■ WHAT NEEDS TO BE DONE ■
Tally the lines in the following entries that include the word "Instruction"; state only the total.

(Stored data entries)
***

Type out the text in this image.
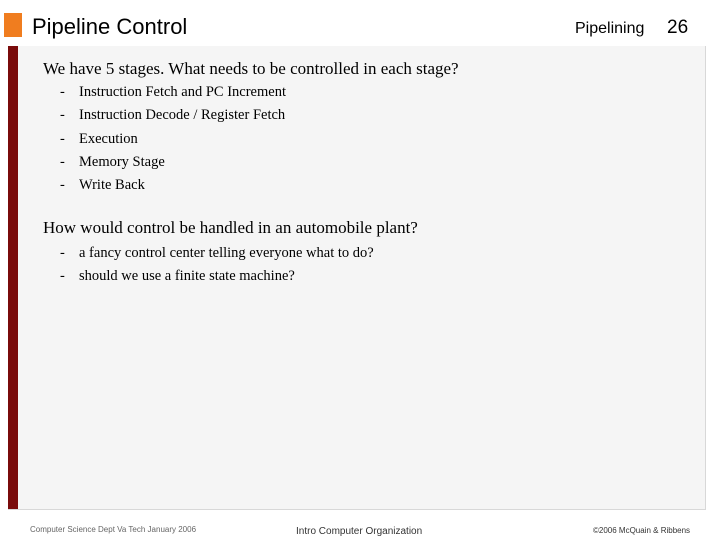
Pipeline Control	Pipelining 26
We have 5 stages. What needs to be controlled in each stage?
- Instruction Fetch and PC Increment
- Instruction Decode / Register Fetch
- Execution
- Memory Stage
- Write Back
How would control be handled in an automobile plant?
- a fancy control center telling everyone what to do?
- should we use a finite state machine?
Computer Science Dept Va Tech January 2006	Intro Computer Organization	©2006 McQuain & Ribbens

***

■ WRITTEN SOLUTION ■
2